> **Passage given**:
^^^^^^^^^^^^^^^^

Everett Golson

No. 5, 6, 13
- Position: Quarterback

Personal information
- Born: January 2, 1993 (age 33) Myrtle Beach, South Carolina, U.S.
- Listed height: 6 ft 0 in (1.83 m)
- Listed weight: 199 lb (90 kg)

Career information
- High school: Myrtle Beach
- College: Notre Dame (2011–2012, 2014) Florida State (2015)

Career history
- 2016–2017: Hamilton Tiger-Cats

Awards and highlights
- First-team All-Independent (2012);
- Stats at CFL.ca

= Everett Golson =

American football player (born 1993)

Everett Demone Golson (born January 2, 1993) is an American former professional football player who was a quarterback for the Hamilton Tiger-Cats of the Canadian Football League (CFL). He played college football for the Notre Dame Fighting Irish from 2011 to the spring of 2015. Golson chose to transfer to the Florida State Seminoles after graduating from Notre Dame.

==Early life==
Golson was born to Sherwin "Wayne" and Cynthia Golson and grew up in Myrtle Beach, South Carolina. At Myrtle Beach High School, Golson threw 151 career touchdown passes for the football team, leading them to the AAA state titles in both 2008 and 2010. In addition, he helped lead the basketball team to a state championship in 2008 as a point guard and was named to the all-state team.

Golson originally committed to North Carolina before changing his college choice to Notre Dame.

==College career==

===2011 season===
During the 2011 season, Golson was redshirted as sophomore quarterback Tommy Rees led the Notre Dame Fighting Irish to an 8–5 record.

===2012 season===
During the 2012 season, Golson guided the Fighting Irish to the National Title game against the Alabama Crimson Tide.

===Academic suspension from Notre Dame===
In May 2013, it was reported that Golson was suspended from Notre Dame because of an academic violation and other reasons. Initially, Notre Dame's assistant vice president for public information and communications said in an email: "Everett is not enrolled at Notre Dame. Federal law and our own policies preclude us from discussing specifics."

After having sat out the entire 2013 season, Golson was readmitted to Notre Dame on December 13, 2013. He was not allowed to practice or travel with the team for the Pinstripe Bowl. In a conversation with Andy Staples of Sports Illustrated, Golson admitted to cheating on a test as the reason for his academic suspension.

===2014 season===
The 2014 Fighting Irish began the year at 6–0 ranked No. 5 in the country by October 12. This fast start included victories over Rice (49–17), Michigan (31–0), Purdue (30–14), and Syracuse (31–15)—all in September.

Notre Dame ended the season with an 8–5 record.

In Notre Dame's October 4 matchup with No. 14 Stanford, the team prevailed after a 23-yard touchdown pass by Everett Golson to Ben Koyack on 4th down-and-11 with only 1:01 left in the game. Golson was 20-of-43 for 241 passing yards and a couple of scores that day.

Later, Notre Dame won a 50–43 shootout win over North Carolina (October 11) and lost to then-#2 ranked Florida State, 31–27, on October 18.

^^^^^^^^^^^^^^^^

> **Tasks for this exercise**:
1: Answer these questions from the Everett Golson article:
(a) Which school had Golson committed to before he chose Notre Dame?
(b) Which quarterback led Notre Dame to an 8–5 record during the 2011 season?
(c) On what date was Golson readmitted to Notre Dame?
2: Set down the part of the Everett Golson article starting with "In Notre Dame's" and going on through "on October 18.", with no changes.
The listing that comes next was taken from a different source.

> **Data lines**:
^^^^^^^^^^^^^^^^

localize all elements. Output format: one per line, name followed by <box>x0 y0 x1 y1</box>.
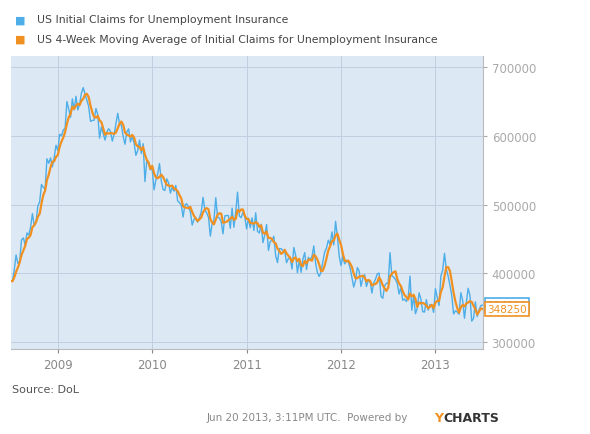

^^^^^^^^^^^^^^^^

> **Replies**:
1:
(a) North Carolina
(b) Tommy Rees
(c) December 13, 2013

2:
In Notre Dame's October 4 matchup with No. 14 Stanford, the team prevailed after a 23-yard touchdown pass by Everett Golson to Ben Koyack on 4th down-and-11 with only 1:01 left in the game. Golson was 20-of-43 for 241 passing yards and a couple of scores that day.

Later, Notre Dame won a 50–43 shootout win over North Carolina (October 11) and lost to then-#2 ranked Florida State, 31–27, on October 18.